(Problem details) Extract the listing in its entirety, keeping each line identical to the original.

+-------+

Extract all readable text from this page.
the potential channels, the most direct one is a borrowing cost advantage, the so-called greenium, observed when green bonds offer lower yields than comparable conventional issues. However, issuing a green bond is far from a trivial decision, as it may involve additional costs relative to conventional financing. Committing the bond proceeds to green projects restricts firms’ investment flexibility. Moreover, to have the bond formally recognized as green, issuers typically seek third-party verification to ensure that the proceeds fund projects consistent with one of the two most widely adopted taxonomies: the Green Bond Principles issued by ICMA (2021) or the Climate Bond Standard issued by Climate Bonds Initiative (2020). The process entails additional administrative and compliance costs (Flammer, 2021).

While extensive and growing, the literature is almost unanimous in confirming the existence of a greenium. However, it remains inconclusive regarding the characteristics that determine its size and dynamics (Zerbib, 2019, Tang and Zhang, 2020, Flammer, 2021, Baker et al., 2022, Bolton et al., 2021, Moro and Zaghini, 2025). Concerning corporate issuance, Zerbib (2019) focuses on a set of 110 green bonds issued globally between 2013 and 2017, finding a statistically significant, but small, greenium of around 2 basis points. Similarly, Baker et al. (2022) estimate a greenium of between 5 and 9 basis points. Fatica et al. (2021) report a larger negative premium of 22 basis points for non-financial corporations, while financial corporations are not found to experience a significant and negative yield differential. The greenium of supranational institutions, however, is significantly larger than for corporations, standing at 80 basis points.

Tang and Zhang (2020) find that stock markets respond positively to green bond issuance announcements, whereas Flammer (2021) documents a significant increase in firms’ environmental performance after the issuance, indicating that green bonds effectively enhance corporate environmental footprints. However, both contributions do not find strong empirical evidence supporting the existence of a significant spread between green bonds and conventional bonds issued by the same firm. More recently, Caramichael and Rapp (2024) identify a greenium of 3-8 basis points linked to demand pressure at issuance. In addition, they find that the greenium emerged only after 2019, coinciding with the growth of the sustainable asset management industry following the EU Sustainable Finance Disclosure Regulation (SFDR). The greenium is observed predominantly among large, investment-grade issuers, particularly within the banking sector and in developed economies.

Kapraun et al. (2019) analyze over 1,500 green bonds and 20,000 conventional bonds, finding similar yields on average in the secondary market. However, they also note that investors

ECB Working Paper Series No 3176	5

+-------+

(Result of the exercise)
Extract all readable text from this page.
the potential channels, the most direct one is a borrowing cost advantage, the so-called greenium, observed when green bonds offer lower yields than comparable conventional issues. However, issuing a green bond is far from a trivial decision, as it may involve additional costs relative to conventional financing. Committing the bond proceeds to green projects restricts firms’ investment flexibility. Moreover, to have the bond formally recognized as green, issuers typically seek third-party verification to ensure that the proceeds fund projects consistent with one of the two most widely adopted taxonomies: the Green Bond Principles issued by ICMA (2021) or the Climate Bond Standard issued by Climate Bonds Initiative (2020). The process entails additional administrative and compliance costs (Flammer, 2021).

While extensive and growing, the literature is almost unanimous in confirming the existence of a greenium. However, it remains inconclusive regarding the characteristics that determine its size and dynamics (Zerbib, 2019, Tang and Zhang, 2020, Flammer, 2021, Baker et al., 2022, Bolton et al., 2021, Moro and Zaghini, 2025). Concerning corporate issuance, Zerbib (2019) focuses on a set of 110 green bonds issued globally between 2013 and 2017, finding a statistically significant, but small, greenium of around 2 basis points. Similarly, Baker et al. (2022) estimate a greenium of between 5 and 9 basis points. Fatica et al. (2021) report a larger negative premium of 22 basis points for non-financial corporations, while financial corporations are not found to experience a significant and negative yield differential. The greenium of supranational institutions, however, is significantly larger than for corporations, standing at 80 basis points.

Tang and Zhang (2020) find that stock markets respond positively to green bond issuance announcements, whereas Flammer (2021) documents a significant increase in firms’ environmental performance after the issuance, indicating that green bonds effectively enhance corporate environmental footprints. However, both contributions do not find strong empirical evidence supporting the existence of a significant spread between green bonds and conventional bonds issued by the same firm. More recently, Caramichael and Rapp (2024) identify a greenium of 3-8 basis points linked to demand pressure at issuance. In addition, they find that the greenium emerged only after 2019, coinciding with the growth of the sustainable asset management industry following the EU Sustainable Finance Disclosure Regulation (SFDR). The greenium is observed predominantly among large, investment-grade issuers, particularly within the banking sector and in developed economies.

Kapraun et al. (2019) analyze over 1,500 green bonds and 20,000 conventional bonds, finding similar yields on average in the secondary market. However, they also note that investors

ECB Working Paper Series No 3176	5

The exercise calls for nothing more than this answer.